▸ **Data records**:
§
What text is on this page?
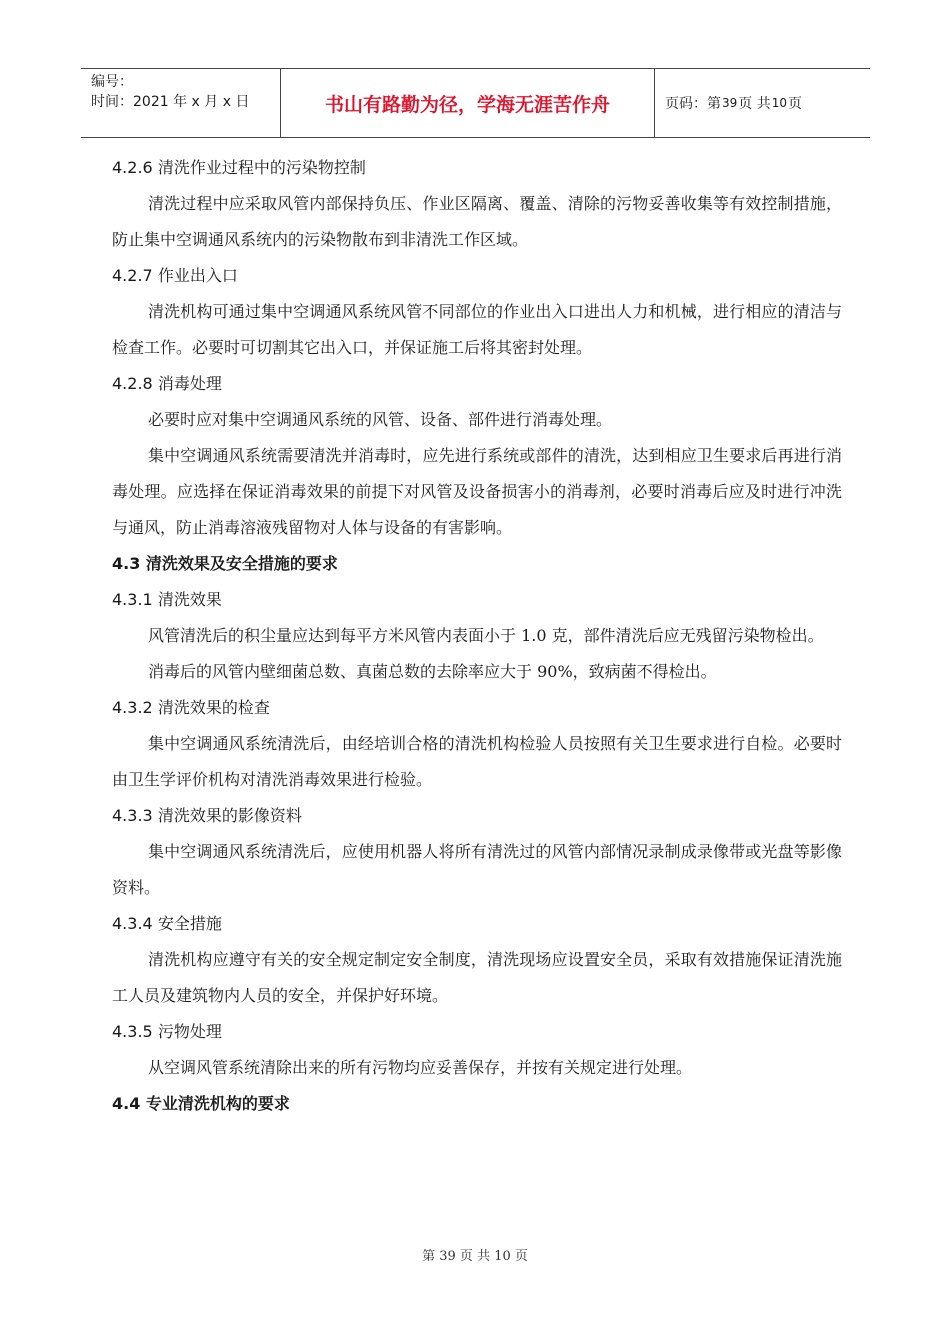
编号：
时间：2021 年 x 月 x 日	书山有路勤为径，学海无涯苦作舟	页码：第 39 页 共 10 页
4.2.6 清洗作业过程中的污染物控制
清洗过程中应采取风管内部保持负压、作业区隔离、覆盖、清除的污物妥善收集等有效控制措施，防止集中空调通风系统内的污染物散布到非清洗工作区域。
4.2.7 作业出入口
清洗机构可通过集中空调通风系统风管不同部位的作业出入口进出人力和机械，进行相应的清洁与检查工作。必要时可切割其它出入口，并保证施工后将其密封处理。
4.2.8 消毒处理
必要时应对集中空调通风系统的风管、设备、部件进行消毒处理。
集中空调通风系统需要清洗并消毒时，应先进行系统或部件的清洗，达到相应卫生要求后再进行消毒处理。应选择在保证消毒效果的前提下对风管及设备损害小的消毒剂，必要时消毒后应及时进行冲洗与通风，防止消毒溶液残留物对人体与设备的有害影响。
4.3 清洗效果及安全措施的要求
4.3.1 清洗效果
风管清洗后的积尘量应达到每平方米风管内表面小于 1.0 克，部件清洗后应无残留污染物检出。
消毒后的风管内壁细菌总数、真菌总数的去除率应大于 90%，致病菌不得检出。
4.3.2 清洗效果的检查
集中空调通风系统清洗后，由经培训合格的清洗机构检验人员按照有关卫生要求进行自检。必要时由卫生学评价机构对清洗消毒效果进行检验。
4.3.3 清洗效果的影像资料
集中空调通风系统清洗后，应使用机器人将所有清洗过的风管内部情况录制成录像带或光盘等影像资料。
4.3.4 安全措施
清洗机构应遵守有关的安全规定制定安全制度，清洗现场应设置安全员，采取有效措施保证清洗施工人员及建筑物内人员的安全，并保护好环境。
4.3.5 污物处理
从空调风管系统清除出来的所有污物均应妥善保存，并按有关规定进行处理。
4.4 专业清洗机构的要求
第 39 页 共 10 页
§
Without including any pictures, please restate all the records exactly.

▸ **Answer to this task**:
What text is on this page?
编号：
时间：2021 年 x 月 x 日	书山有路勤为径，学海无涯苦作舟	页码：第 39 页 共 10 页
4.2.6 清洗作业过程中的污染物控制
清洗过程中应采取风管内部保持负压、作业区隔离、覆盖、清除的污物妥善收集等有效控制措施，防止集中空调通风系统内的污染物散布到非清洗工作区域。
4.2.7 作业出入口
清洗机构可通过集中空调通风系统风管不同部位的作业出入口进出人力和机械，进行相应的清洁与检查工作。必要时可切割其它出入口，并保证施工后将其密封处理。
4.2.8 消毒处理
必要时应对集中空调通风系统的风管、设备、部件进行消毒处理。
集中空调通风系统需要清洗并消毒时，应先进行系统或部件的清洗，达到相应卫生要求后再进行消毒处理。应选择在保证消毒效果的前提下对风管及设备损害小的消毒剂，必要时消毒后应及时进行冲洗与通风，防止消毒溶液残留物对人体与设备的有害影响。
4.3 清洗效果及安全措施的要求
4.3.1 清洗效果
风管清洗后的积尘量应达到每平方米风管内表面小于 1.0 克，部件清洗后应无残留污染物检出。
消毒后的风管内壁细菌总数、真菌总数的去除率应大于 90%，致病菌不得检出。
4.3.2 清洗效果的检查
集中空调通风系统清洗后，由经培训合格的清洗机构检验人员按照有关卫生要求进行自检。必要时由卫生学评价机构对清洗消毒效果进行检验。
4.3.3 清洗效果的影像资料
集中空调通风系统清洗后，应使用机器人将所有清洗过的风管内部情况录制成录像带或光盘等影像资料。
4.3.4 安全措施
清洗机构应遵守有关的安全规定制定安全制度，清洗现场应设置安全员，采取有效措施保证清洗施工人员及建筑物内人员的安全，并保护好环境。
4.3.5 污物处理
从空调风管系统清除出来的所有污物均应妥善保存，并按有关规定进行处理。
4.4 专业清洗机构的要求
第 39 页 共 10 页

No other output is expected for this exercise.